SET PROBLEM:
Look below for the line containing "Transcribe this image's", then write out that line and every line after it to the end, exactly, minus the pictures.

(Data entries)
────────────────────

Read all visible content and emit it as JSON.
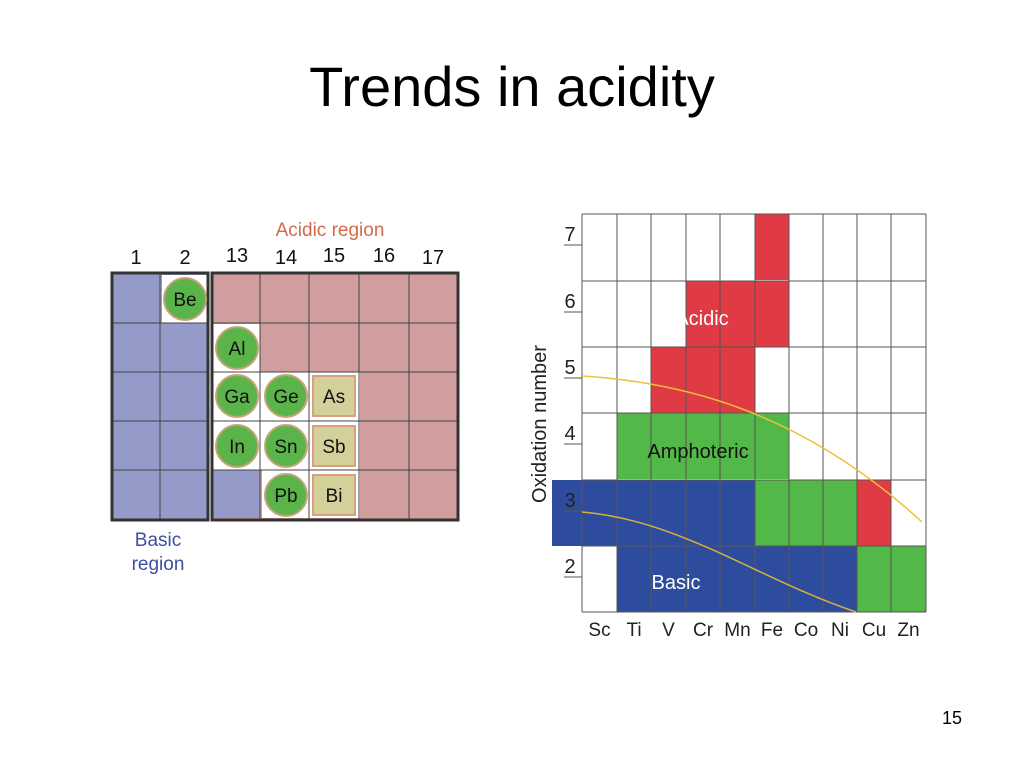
{
  "slide": {
    "title": "Trends in acidity",
    "page_number": "15"
  },
  "colors": {
    "basic_region": "#959bc8",
    "acidic_region": "#d09e9e",
    "element_circle": "#5ab44a",
    "metalloid_box": "#d3d09a",
    "acidic_label": "#d26a4a",
    "basic_label": "#3c4fa0",
    "acidic_cell": "#e03a44",
    "amphoteric_cell": "#52b848",
    "basic_cell": "#2e4c9e",
    "trend_line": "#e8c23a"
  },
  "periodic": {
    "acidic_region_label": "Acidic region",
    "basic_region_label_line1": "Basic",
    "basic_region_label_line2": "region",
    "group_headers": [
      "1",
      "2",
      "13",
      "14",
      "15",
      "16",
      "17"
    ],
    "elements": [
      {
        "symbol": "Be",
        "style": "circle"
      },
      {
        "symbol": "Al",
        "style": "circle"
      },
      {
        "symbol": "Ga",
        "style": "circle"
      },
      {
        "symbol": "Ge",
        "style": "circle"
      },
      {
        "symbol": "As",
        "style": "box"
      },
      {
        "symbol": "In",
        "style": "circle"
      },
      {
        "symbol": "Sn",
        "style": "circle"
      },
      {
        "symbol": "Sb",
        "style": "box"
      },
      {
        "symbol": "Pb",
        "style": "circle"
      },
      {
        "symbol": "Bi",
        "style": "box"
      }
    ]
  },
  "oxidation_chart": {
    "ylabel": "Oxidation number",
    "y_ticks": [
      "7",
      "6",
      "5",
      "4",
      "3",
      "2"
    ],
    "x_labels": [
      "Sc",
      "Ti",
      "V",
      "Cr",
      "Mn",
      "Fe",
      "Co",
      "Ni",
      "Cu",
      "Zn"
    ],
    "region_labels": {
      "acidic": "Acidic",
      "amphoteric": "Amphoteric",
      "basic": "Basic"
    },
    "cells_by_oxidation": {
      "7": [
        "",
        "",
        "",
        "",
        "",
        "acidic",
        "",
        "",
        "",
        ""
      ],
      "6": [
        "",
        "",
        "",
        "acidic",
        "acidic",
        "acidic",
        "",
        "",
        "",
        ""
      ],
      "5": [
        "",
        "",
        "acidic",
        "acidic",
        "acidic",
        "",
        "",
        "",
        "",
        ""
      ],
      "4": [
        "",
        "amphoteric",
        "amphoteric",
        "amphoteric",
        "amphoteric",
        "amphoteric",
        "",
        "",
        "",
        ""
      ],
      "3": [
        "basic",
        "basic",
        "basic",
        "basic",
        "basic",
        "amphoteric",
        "amphoteric",
        "amphoteric",
        "acidic",
        ""
      ],
      "2": [
        "",
        "basic",
        "basic",
        "basic",
        "basic",
        "basic",
        "basic",
        "basic",
        "amphoteric",
        "amphoteric"
      ]
    }
  }
}
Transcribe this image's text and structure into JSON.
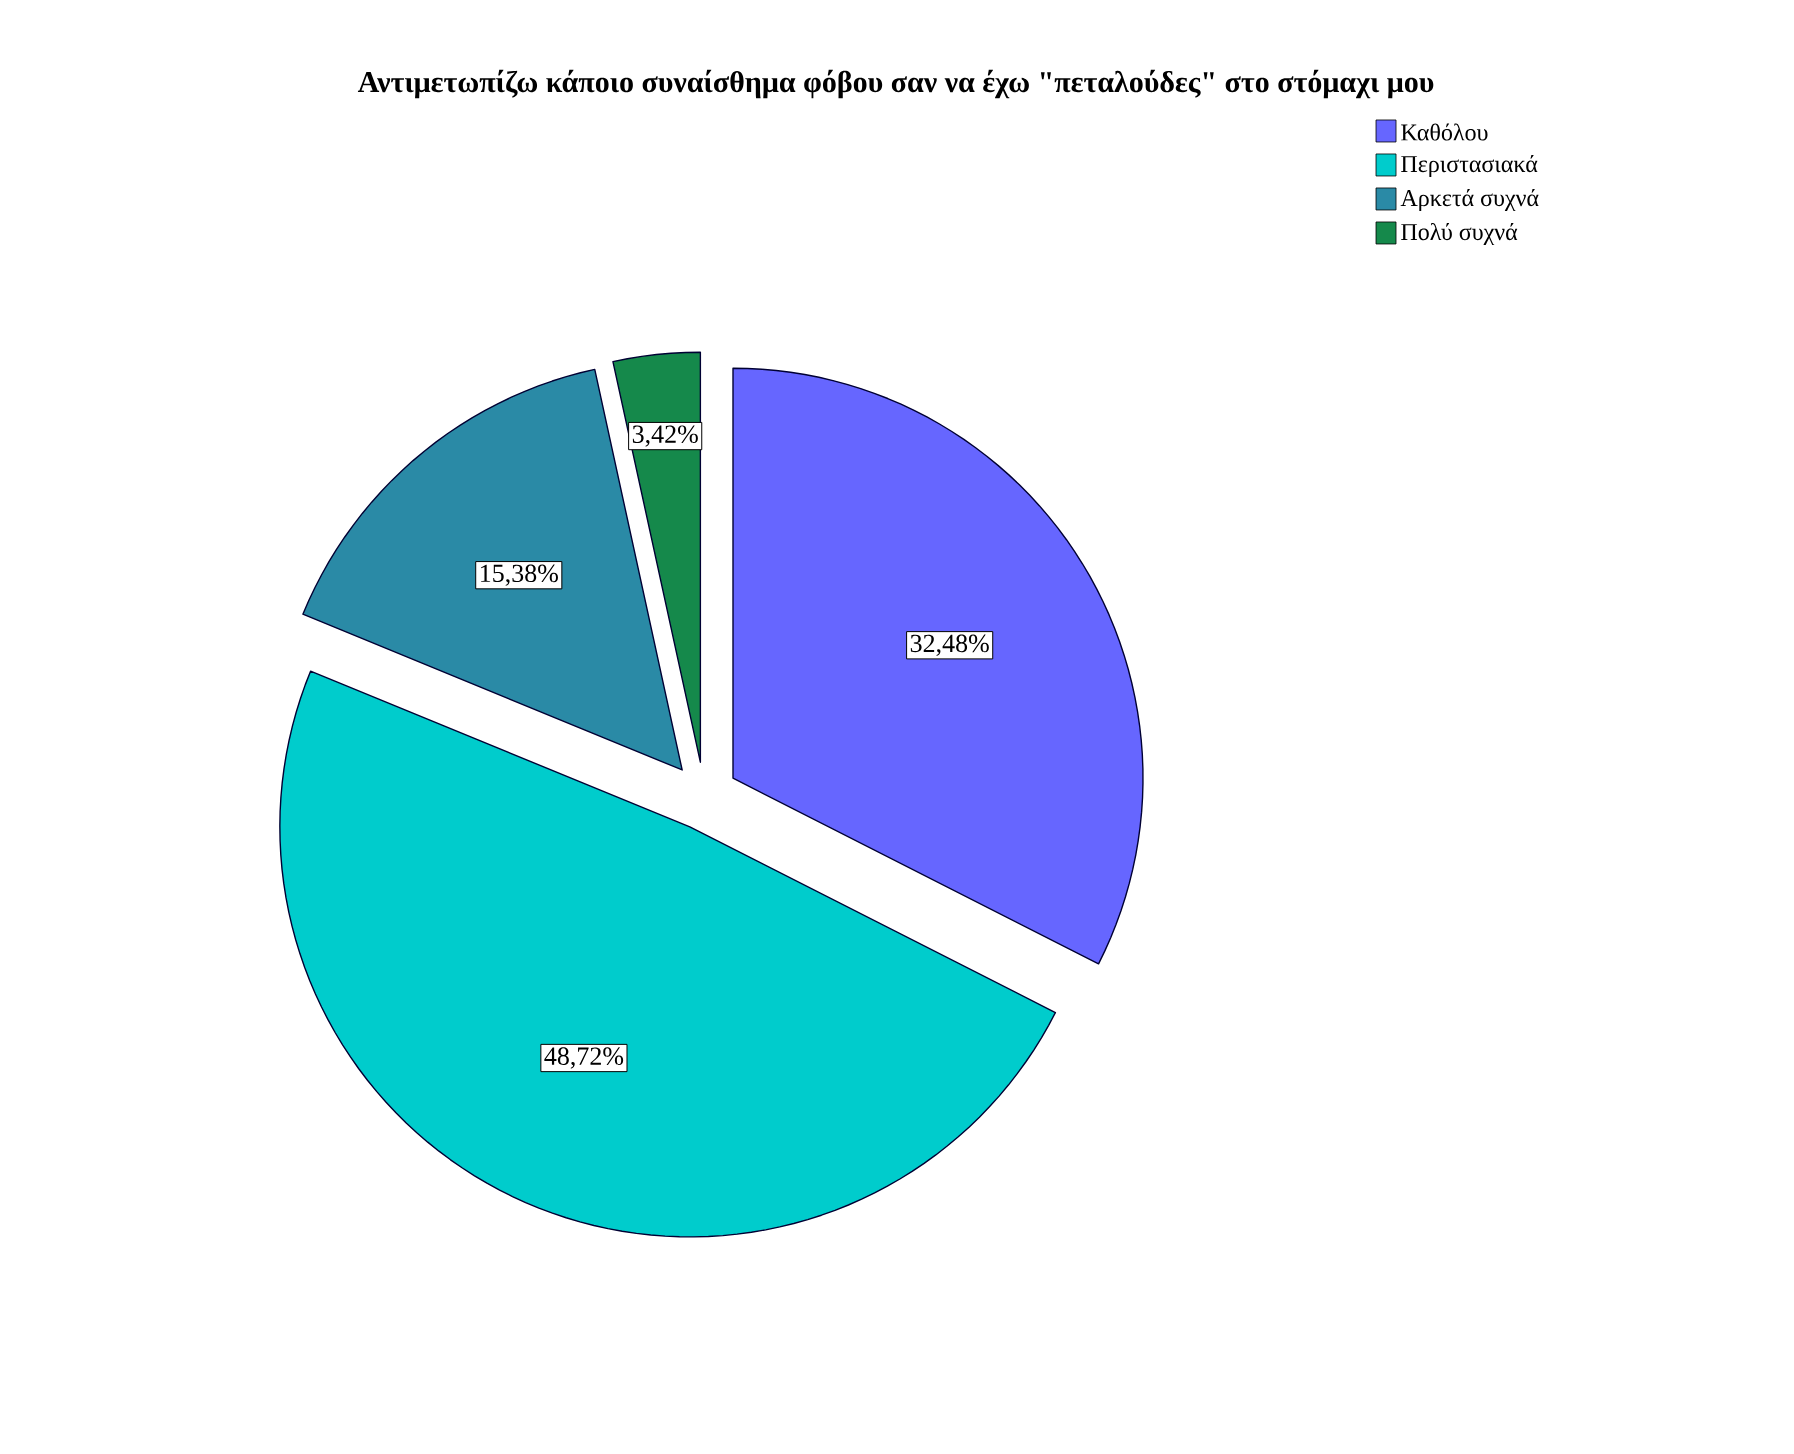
{
  "chart_data": {
    "type": "pie",
    "title": "Αντιμετωπίζω κάποιο συναίσθημα φόβου σαν να έχω \"πεταλούδες\" στο στόμαχι μου",
    "categories": [
      "Καθόλου",
      "Περιστασιακά",
      "Αρκετά συχνά",
      "Πολύ συχνά"
    ],
    "values": [
      32.48,
      48.72,
      15.38,
      3.42
    ],
    "colors": [
      "#6666ff",
      "#00cccc",
      "#2a8aa6",
      "#15894b"
    ],
    "value_labels": [
      "32,48%",
      "48,72%",
      "15,38%",
      "3,42%"
    ],
    "legend": "top right"
  }
}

────────────────────

EXERCISE RESPONSE:
Transcribe this image's text and structure into JSON.
{
  "chart_data": {
    "type": "pie",
    "title": "Αντιμετωπίζω κάποιο συναίσθημα φόβου σαν να έχω \"πεταλούδες\" στο στόμαχι μου",
    "categories": [
      "Καθόλου",
      "Περιστασιακά",
      "Αρκετά συχνά",
      "Πολύ συχνά"
    ],
    "values": [
      32.48,
      48.72,
      15.38,
      3.42
    ],
    "colors": [
      "#6666ff",
      "#00cccc",
      "#2a8aa6",
      "#15894b"
    ],
    "value_labels": [
      "32,48%",
      "48,72%",
      "15,38%",
      "3,42%"
    ],
    "legend": "top right"
  }
}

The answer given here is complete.